Aufgabe: Geben Sie aus dem Text über den Verkauf der Washington Post die Passage wörtlich wieder, die mit „Der bislang spektakulärste“ beginnt und bis einschließlich „als echte Meldung.“ reicht.

Vorliegender Text:
★ ★ ★ ★
Der bislang spektakulärste Deal im US-Zeitungsmarkt ist so unglaublich, dass man auch einmal auf eine frei erfundene Szene wie diese hereinfallen kann. So erging es einigen chinesischen Medien, darunter der Nachrichtenagentur Xinhua: Sie verbreiteten die Satire des Komikers Andy Borowitz im New Yorker, wonach der 49 Jahre alte Bezos die Washington Post ungewollt beim Onlineshopping erworben habe, als echte Meldung.

In Deutschland konnte darüber aber niemand so richtig lachen.

Die Branche reagierte entsetzt, dass die Post ausgerechnet an ein Internetunternehmen verkauft wurde. Die Frankfurter Allgemeine geißelte Bezos als Monopolisten, „der die Buchbranche vernichtet“, und fragte sich, ob Lenin nicht doch recht behalten habe: „Die Welt wird bestimmt von einer Finanz-Daten-Online-Oligarchie, mit besten Verbindungen zum Geheimdienst.“ Der Springer-Vorstandsvorsitzende Mathias Döpfner nannte den Kaufpreis der Washington Post während einer Telefonkonferenz mit Analysten „schockierend“ niedrig.
★ ★ ★ ★
Bereitgestelltes Material:
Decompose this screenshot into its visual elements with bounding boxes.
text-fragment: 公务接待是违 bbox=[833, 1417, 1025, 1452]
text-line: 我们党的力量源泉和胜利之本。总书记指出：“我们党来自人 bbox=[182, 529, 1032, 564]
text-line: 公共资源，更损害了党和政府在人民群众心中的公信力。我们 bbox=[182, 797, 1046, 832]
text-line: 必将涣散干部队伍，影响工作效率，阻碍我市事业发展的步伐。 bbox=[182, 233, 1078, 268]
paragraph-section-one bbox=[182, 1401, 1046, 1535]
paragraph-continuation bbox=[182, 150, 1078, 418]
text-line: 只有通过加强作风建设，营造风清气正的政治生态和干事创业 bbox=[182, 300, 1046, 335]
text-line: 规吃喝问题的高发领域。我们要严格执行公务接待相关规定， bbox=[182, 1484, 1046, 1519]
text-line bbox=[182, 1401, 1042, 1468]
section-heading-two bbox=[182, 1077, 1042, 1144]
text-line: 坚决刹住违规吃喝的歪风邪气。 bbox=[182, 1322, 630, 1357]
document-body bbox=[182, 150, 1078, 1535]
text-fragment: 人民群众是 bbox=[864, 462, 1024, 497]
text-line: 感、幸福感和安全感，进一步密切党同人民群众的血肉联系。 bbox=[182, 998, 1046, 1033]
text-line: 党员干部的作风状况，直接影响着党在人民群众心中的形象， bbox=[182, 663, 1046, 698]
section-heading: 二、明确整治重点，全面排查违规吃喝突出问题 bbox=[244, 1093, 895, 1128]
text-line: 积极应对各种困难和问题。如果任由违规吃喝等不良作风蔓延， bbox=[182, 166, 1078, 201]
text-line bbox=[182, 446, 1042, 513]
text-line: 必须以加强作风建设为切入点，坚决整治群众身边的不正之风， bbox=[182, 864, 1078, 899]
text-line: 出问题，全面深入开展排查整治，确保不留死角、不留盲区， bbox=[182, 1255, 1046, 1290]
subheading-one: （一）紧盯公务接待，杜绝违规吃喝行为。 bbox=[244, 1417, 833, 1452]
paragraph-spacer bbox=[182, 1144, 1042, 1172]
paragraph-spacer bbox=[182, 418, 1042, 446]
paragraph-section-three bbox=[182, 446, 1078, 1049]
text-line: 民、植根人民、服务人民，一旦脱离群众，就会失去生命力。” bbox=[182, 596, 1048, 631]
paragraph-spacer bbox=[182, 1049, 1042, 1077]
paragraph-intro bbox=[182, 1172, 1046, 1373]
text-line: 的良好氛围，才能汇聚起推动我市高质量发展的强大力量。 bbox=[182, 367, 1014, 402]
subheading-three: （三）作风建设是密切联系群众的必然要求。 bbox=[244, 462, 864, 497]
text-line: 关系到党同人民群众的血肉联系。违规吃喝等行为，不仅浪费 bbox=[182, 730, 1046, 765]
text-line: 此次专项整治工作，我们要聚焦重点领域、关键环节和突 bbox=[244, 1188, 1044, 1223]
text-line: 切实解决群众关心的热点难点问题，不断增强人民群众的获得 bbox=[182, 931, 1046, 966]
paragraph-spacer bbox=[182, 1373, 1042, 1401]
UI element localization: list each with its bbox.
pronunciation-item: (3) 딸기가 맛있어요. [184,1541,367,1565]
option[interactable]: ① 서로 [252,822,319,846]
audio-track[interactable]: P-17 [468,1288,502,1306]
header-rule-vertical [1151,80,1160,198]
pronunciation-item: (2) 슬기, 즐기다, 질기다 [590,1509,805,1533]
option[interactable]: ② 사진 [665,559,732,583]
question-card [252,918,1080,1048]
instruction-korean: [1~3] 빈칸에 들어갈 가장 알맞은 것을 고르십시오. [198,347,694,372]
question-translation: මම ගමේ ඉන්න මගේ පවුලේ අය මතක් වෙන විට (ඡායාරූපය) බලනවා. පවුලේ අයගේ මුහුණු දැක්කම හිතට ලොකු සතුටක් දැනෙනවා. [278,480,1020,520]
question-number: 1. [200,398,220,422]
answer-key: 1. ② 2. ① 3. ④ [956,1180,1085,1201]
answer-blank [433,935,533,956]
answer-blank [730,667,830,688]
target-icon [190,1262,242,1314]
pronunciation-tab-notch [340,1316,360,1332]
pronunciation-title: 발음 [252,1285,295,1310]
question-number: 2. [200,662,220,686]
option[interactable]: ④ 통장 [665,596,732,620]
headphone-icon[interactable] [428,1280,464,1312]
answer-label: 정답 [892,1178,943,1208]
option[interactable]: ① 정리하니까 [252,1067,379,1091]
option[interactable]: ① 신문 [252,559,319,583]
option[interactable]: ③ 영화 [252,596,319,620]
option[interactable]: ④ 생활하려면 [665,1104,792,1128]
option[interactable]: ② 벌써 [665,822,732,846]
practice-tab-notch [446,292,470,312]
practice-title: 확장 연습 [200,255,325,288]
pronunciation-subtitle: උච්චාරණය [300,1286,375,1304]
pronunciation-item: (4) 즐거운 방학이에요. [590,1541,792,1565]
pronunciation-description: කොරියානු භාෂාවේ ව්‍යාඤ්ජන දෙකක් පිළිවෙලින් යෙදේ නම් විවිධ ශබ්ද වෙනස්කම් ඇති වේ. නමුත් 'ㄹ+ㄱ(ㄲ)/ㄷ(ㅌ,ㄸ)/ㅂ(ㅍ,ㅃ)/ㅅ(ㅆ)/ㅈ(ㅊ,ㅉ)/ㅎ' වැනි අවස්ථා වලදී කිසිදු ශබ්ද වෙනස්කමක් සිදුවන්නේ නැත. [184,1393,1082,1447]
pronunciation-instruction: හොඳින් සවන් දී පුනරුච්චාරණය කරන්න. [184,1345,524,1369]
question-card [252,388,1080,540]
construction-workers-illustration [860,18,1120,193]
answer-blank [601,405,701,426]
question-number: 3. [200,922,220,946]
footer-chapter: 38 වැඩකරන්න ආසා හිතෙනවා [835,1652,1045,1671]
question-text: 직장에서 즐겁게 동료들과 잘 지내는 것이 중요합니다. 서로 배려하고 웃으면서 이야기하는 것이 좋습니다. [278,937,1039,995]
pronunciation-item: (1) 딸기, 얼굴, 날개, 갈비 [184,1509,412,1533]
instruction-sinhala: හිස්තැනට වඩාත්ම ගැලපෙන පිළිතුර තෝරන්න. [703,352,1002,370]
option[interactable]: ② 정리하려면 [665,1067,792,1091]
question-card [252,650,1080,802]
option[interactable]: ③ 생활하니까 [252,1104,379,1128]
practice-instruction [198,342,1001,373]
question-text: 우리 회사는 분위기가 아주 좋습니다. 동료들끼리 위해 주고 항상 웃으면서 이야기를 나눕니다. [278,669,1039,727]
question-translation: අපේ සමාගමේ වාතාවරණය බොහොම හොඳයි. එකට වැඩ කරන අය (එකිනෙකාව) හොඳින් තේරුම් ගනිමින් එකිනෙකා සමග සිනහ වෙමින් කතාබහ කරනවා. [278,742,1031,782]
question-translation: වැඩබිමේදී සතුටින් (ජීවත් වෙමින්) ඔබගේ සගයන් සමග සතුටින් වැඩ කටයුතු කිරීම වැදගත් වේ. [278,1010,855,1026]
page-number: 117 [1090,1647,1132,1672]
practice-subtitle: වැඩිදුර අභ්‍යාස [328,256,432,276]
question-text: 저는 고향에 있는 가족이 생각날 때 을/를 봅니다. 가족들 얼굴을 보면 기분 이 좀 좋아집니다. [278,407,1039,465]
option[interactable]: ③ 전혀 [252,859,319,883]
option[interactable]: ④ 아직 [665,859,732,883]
★ ★ ★ ★
Lösung der Aufgabe:
Der bislang spektakulärste Deal im US-Zeitungsmarkt ist so unglaublich, dass man auch einmal auf eine frei erfundene Szene wie diese hereinfallen kann. So erging es einigen chinesischen Medien, darunter der Nachrichtenagentur Xinhua: Sie verbreiteten die Satire des Komikers Andy Borowitz im New Yorker, wonach der 49 Jahre alte Bezos die Washington Post ungewollt beim Onlineshopping erworben habe, als echte Meldung.